■ Objective: Rewrite everything from the line containing "Identify all the" down to the line containing "item-slot[interactable]: Cocoa 7", changing "item-count" to "item-quantity" and leaving the rest of those entries unchanged.

■ Data:
--------------------------------

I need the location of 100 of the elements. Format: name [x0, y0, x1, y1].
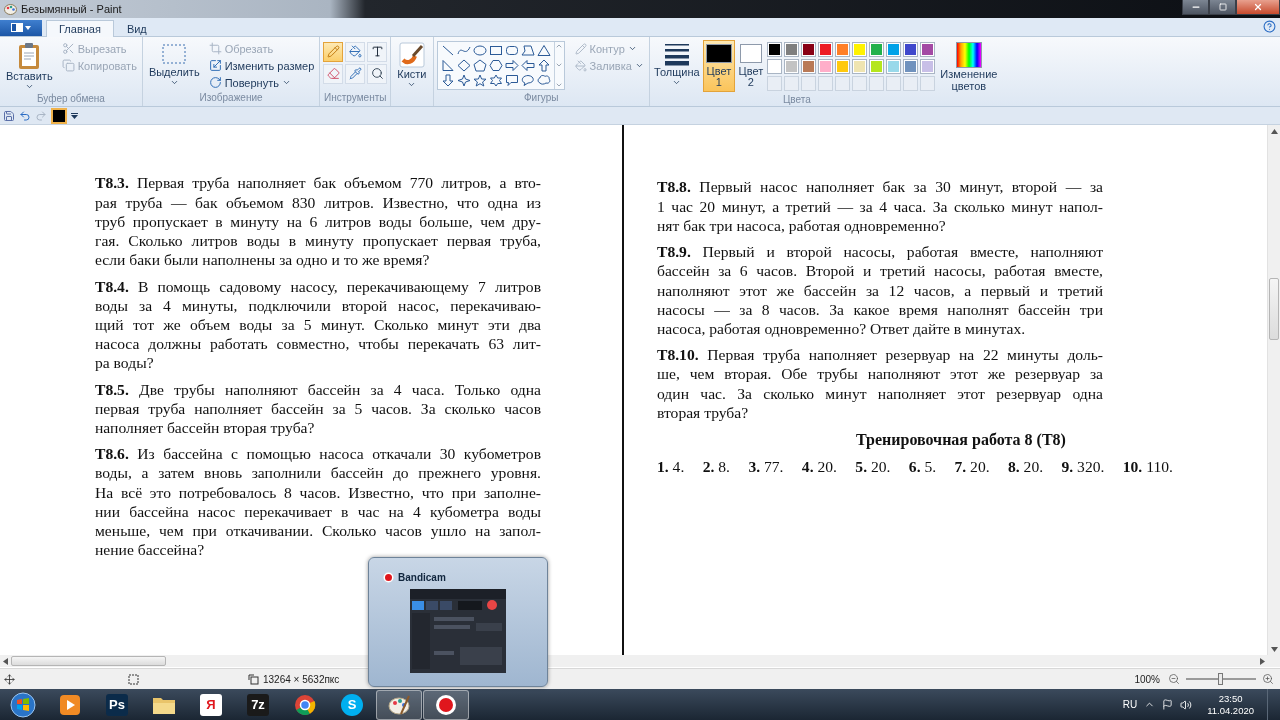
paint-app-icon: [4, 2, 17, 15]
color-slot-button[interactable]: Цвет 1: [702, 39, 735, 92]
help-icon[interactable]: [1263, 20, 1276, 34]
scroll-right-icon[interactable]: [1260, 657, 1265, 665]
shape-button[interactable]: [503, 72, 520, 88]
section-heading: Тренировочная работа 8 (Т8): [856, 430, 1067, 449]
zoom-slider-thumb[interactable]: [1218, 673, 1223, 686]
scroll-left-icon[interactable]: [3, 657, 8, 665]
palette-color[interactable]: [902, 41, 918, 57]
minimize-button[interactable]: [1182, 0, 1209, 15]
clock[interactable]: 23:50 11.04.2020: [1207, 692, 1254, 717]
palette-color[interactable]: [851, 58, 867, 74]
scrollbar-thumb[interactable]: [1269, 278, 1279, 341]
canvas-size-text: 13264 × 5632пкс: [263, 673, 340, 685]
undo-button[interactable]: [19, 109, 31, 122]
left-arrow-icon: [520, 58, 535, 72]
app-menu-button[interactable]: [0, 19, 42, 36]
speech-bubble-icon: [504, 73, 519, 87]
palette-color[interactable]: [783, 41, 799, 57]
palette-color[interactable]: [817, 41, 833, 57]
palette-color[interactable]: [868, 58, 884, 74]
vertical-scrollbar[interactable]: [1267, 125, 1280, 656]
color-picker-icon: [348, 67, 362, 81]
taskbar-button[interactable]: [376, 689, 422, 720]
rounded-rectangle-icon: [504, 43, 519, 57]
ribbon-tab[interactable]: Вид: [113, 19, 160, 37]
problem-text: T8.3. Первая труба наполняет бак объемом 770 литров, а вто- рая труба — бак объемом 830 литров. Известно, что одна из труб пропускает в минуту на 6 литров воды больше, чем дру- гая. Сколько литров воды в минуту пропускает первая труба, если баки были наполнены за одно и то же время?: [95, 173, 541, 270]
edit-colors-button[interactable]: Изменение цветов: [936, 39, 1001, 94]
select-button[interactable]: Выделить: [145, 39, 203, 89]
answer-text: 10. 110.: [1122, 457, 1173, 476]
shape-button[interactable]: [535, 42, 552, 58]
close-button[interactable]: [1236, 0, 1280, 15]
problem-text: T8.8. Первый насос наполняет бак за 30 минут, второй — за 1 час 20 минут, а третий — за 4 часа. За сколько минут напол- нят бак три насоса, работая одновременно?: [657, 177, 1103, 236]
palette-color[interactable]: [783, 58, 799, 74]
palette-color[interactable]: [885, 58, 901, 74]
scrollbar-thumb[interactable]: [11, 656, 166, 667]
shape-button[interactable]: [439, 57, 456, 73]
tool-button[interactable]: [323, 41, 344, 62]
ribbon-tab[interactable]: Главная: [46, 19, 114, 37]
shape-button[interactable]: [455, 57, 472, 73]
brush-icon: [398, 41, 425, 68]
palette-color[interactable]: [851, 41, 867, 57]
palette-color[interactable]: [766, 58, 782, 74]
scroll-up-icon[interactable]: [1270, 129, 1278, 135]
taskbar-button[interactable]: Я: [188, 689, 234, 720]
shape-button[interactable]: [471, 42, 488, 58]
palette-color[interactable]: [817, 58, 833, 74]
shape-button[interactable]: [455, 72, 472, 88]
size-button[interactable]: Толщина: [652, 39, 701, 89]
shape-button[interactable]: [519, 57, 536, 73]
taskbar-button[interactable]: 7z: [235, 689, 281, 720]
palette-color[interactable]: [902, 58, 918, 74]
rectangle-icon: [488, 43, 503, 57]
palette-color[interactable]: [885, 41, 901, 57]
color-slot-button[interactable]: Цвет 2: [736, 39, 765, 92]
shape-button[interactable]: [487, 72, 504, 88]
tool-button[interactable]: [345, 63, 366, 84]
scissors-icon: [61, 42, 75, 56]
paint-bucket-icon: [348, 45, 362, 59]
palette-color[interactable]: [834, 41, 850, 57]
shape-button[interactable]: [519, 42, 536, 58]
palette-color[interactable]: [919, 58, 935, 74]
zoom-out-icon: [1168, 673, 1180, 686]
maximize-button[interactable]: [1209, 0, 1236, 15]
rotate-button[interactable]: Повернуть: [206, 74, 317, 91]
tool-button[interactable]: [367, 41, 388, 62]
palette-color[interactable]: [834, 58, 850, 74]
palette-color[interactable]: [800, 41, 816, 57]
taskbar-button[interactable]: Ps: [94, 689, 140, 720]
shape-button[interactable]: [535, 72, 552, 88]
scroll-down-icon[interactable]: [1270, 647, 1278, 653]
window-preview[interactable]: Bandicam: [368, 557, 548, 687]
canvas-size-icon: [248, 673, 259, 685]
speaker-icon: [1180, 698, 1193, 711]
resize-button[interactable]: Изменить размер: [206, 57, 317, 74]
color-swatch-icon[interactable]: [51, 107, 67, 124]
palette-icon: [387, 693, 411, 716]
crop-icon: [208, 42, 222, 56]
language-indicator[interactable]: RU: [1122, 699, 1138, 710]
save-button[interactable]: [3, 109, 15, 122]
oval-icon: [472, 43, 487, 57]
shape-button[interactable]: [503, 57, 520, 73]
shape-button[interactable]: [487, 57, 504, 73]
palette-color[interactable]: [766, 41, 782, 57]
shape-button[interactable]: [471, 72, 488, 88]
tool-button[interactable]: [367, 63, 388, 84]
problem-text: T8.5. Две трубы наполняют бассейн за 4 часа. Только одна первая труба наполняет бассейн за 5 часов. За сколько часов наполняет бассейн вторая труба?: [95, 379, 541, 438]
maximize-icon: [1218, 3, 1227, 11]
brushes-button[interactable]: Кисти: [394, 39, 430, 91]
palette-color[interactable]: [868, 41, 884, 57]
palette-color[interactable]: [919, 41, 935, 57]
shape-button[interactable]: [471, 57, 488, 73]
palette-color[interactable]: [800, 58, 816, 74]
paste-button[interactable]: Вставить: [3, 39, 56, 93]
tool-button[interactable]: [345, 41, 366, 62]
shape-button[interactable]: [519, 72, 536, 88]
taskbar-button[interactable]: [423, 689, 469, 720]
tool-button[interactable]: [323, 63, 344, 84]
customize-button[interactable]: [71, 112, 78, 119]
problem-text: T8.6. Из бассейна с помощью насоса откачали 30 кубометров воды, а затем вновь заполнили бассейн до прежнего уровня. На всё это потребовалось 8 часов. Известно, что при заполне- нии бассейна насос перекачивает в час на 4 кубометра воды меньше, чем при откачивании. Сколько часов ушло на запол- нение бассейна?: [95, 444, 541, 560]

--------------------------------

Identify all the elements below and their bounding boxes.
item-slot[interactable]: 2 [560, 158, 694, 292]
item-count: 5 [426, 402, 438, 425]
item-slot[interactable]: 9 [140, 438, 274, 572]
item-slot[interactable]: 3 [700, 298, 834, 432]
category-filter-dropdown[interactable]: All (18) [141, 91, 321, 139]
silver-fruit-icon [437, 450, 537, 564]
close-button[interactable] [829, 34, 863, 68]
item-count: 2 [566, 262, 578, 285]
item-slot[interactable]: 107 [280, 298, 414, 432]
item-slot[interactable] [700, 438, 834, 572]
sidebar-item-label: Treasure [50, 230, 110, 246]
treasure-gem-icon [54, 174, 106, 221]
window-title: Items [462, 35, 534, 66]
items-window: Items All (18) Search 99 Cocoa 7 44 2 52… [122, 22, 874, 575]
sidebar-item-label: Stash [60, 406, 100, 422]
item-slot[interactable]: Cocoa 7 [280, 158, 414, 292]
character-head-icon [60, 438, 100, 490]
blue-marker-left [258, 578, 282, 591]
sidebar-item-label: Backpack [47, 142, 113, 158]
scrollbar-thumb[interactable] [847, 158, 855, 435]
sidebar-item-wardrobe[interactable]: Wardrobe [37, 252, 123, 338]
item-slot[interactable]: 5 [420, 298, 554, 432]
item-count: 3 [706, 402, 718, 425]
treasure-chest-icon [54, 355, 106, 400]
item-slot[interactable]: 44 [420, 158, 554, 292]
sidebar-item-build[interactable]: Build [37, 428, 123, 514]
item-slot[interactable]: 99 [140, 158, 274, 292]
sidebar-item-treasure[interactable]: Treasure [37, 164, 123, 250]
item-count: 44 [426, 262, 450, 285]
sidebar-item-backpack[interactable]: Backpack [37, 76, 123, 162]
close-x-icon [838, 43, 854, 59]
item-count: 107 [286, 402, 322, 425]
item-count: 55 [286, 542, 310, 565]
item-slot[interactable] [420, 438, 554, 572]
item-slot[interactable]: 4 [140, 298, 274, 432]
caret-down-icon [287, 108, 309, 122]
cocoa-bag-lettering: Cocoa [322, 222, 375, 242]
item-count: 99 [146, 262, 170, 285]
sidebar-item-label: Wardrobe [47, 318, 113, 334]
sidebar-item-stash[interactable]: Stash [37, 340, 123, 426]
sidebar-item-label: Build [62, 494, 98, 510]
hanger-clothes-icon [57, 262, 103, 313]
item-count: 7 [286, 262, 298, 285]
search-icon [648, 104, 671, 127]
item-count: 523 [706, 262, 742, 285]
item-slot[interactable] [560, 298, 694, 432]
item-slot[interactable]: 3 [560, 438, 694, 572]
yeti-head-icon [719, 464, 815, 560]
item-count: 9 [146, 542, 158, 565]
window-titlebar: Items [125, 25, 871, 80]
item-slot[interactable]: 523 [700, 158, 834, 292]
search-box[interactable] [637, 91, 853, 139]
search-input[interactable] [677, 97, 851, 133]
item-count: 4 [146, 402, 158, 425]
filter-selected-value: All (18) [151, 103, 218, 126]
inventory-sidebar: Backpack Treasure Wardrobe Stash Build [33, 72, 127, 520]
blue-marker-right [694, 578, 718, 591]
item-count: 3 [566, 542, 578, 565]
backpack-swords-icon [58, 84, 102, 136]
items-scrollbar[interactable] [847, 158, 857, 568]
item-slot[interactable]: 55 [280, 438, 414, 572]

--------------------------------

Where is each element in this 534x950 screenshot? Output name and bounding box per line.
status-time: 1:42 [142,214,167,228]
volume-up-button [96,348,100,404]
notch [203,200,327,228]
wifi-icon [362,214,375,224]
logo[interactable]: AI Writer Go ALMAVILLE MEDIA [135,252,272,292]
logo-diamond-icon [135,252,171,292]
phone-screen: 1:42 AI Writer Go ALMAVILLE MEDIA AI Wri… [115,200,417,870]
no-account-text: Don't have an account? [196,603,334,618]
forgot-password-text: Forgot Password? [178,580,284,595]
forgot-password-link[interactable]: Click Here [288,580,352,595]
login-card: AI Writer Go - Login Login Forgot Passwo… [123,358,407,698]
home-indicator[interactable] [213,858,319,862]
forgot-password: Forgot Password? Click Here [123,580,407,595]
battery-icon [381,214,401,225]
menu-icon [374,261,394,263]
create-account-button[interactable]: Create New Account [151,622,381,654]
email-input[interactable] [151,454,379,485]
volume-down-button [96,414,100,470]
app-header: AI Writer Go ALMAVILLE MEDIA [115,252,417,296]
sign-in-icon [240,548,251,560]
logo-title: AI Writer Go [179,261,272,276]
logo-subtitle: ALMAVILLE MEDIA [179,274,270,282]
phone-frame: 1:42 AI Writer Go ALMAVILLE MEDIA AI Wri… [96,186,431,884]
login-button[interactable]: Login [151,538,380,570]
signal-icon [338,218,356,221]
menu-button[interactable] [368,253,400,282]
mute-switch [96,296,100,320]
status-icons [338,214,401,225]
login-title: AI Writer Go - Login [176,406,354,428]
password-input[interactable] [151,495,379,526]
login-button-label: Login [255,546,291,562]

--------------------------------

■ Solution to the problem:
Identify all the elements below and their bounding boxes.
item-slot[interactable]: 2 [560, 158, 694, 292]
item-quantity: 5 [426, 402, 438, 425]
item-slot[interactable]: 9 [140, 438, 274, 572]
item-slot[interactable]: 3 [700, 298, 834, 432]
category-filter-dropdown[interactable]: All (18) [141, 91, 321, 139]
silver-fruit-icon [437, 450, 537, 564]
close-button[interactable] [829, 34, 863, 68]
item-quantity: 2 [566, 262, 578, 285]
item-slot[interactable]: 107 [280, 298, 414, 432]
item-slot[interactable] [700, 438, 834, 572]
sidebar-item-label: Treasure [50, 230, 110, 246]
treasure-gem-icon [54, 174, 106, 221]
window-title: Items [462, 35, 534, 66]
items-window: Items All (18) Search 99 Cocoa 7 44 2 52… [122, 22, 874, 575]
sidebar-item-label: Stash [60, 406, 100, 422]
item-slot[interactable]: Cocoa 7 [280, 158, 414, 292]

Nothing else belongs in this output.